▶ _Excerpt provided_:
################

0

Simplest way to explain will be I have this code,

Str = 'Floor_Live_Patterened_SpanPairs_1: [[-3, 0, 0, 5.5], [-3, 5.5, 0, 9.5]]Floor_Live_Patterened_SpanPairs_2: [[-3, 0, 0, 5.5], [-3, 9.5, 0, 13.5]]Floor_Live_Patterened_SpanPairs_3: [[-3, 5.5, 0, 9.5], [-3, 9.5, 0, 13.5]]'
from re import findall

findall ('[^\]\]]+\]\]?', Str)

What I get is,

['Floor_Live_Patterened_SpanPairs_1: [[-3, 0, 0, 5.5]',
 ', [-3, 5.5, 0, 9.5]]',
 'Floor_Live_Patterened_SpanPairs_2: [[-3, 0, 0, 5.5]',
 ', [-3, 9.5, 0, 13.5]]',
 'Floor_Live_Patterened_SpanPairs_3: [[-3, 5.5, 0, 9.5]',
 ', [-3, 9.5, 0, 13.5]]']

I assume it's taking only single ']' instead of ']]' when splitting, I want result as below,

['Floor_Live_Patterened_SpanPairs_1: [[-3, 0, 0, 5.5], [-3, 5.5, 0, 9.5]]',
 'Floor_Live_Patterened_SpanPairs_2: [[-3, 0, 0, 5.5], [-3, 9.5, 0, 13.5]]',
 'Floor_Live_Patterened_SpanPairs_3: [[-3, 5.5, 0, 9.5], [-3, 9.5, 0, 13.5]]']

I have gone through the documentation but couldn't work out how to achieve this or what modification should be done in above using regex findall function, a similar technique was adopted in one of answers in In Python, how do I split a string and keep the separators?

################

▶ _Material provided_:
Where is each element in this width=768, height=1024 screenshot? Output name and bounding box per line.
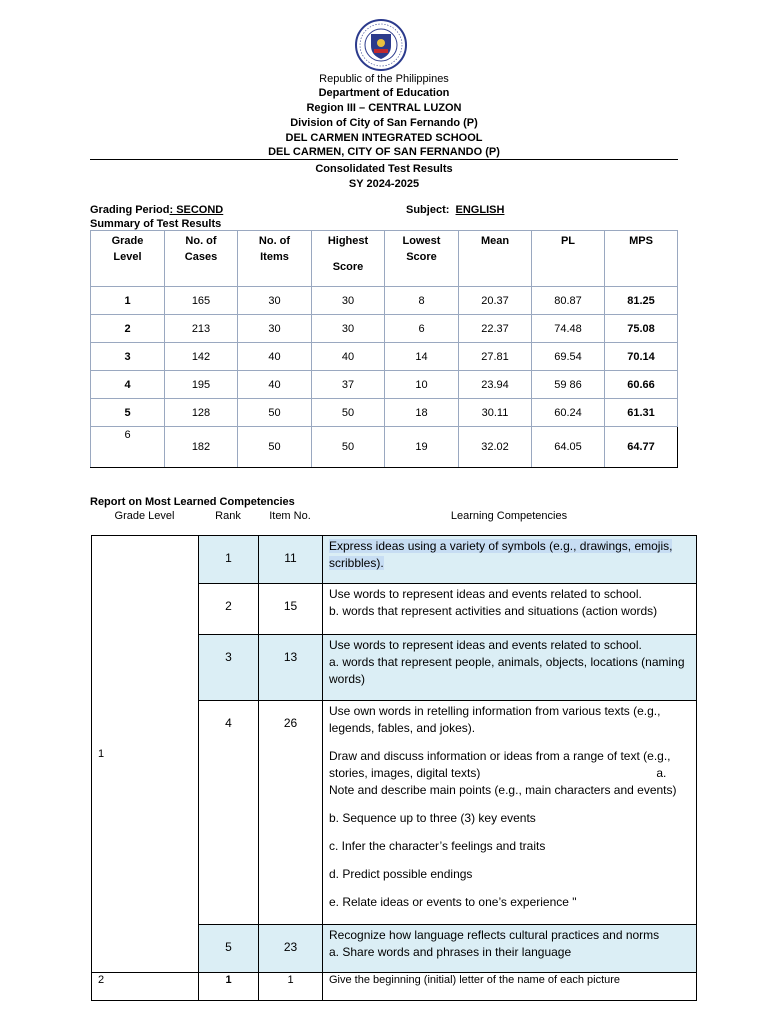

################

Extend the forum question above about splitting a Python string at "]]" with re.findall, continuing after its final sentence.

▶ _Final answer_:
2 Answers2

0

Since you're trying to match balanced bracket constructs, a more robust solution would be to use a regex engine that supports recursion, such as the regex module, and use the (?R) pattern to recursively match balanced pairs of brackets:

import regex

regex.findall(r'.*?\[(?>[^[\]]|(?R))*\]', Str)

Demo: https://replit.com/@blhsing/TroubledTurboLint

blhsing
  • 91,368
  • 6
  • 71
  • 106
0

An idea is to use a lazy dot .+? until ]]. The dot matches any character (besides newline). Using a non-greedy (lazy) quantifier will match as least characters for the rest of the pattern to succeed.

.+?\]\]

See this demo at regex101 (more explanation on the right side)

Be aware that [^\]\]]+ does not match substrings that are not ]]. Would be the same functioning if you removed one of the closing brackets. Read more about character classes here.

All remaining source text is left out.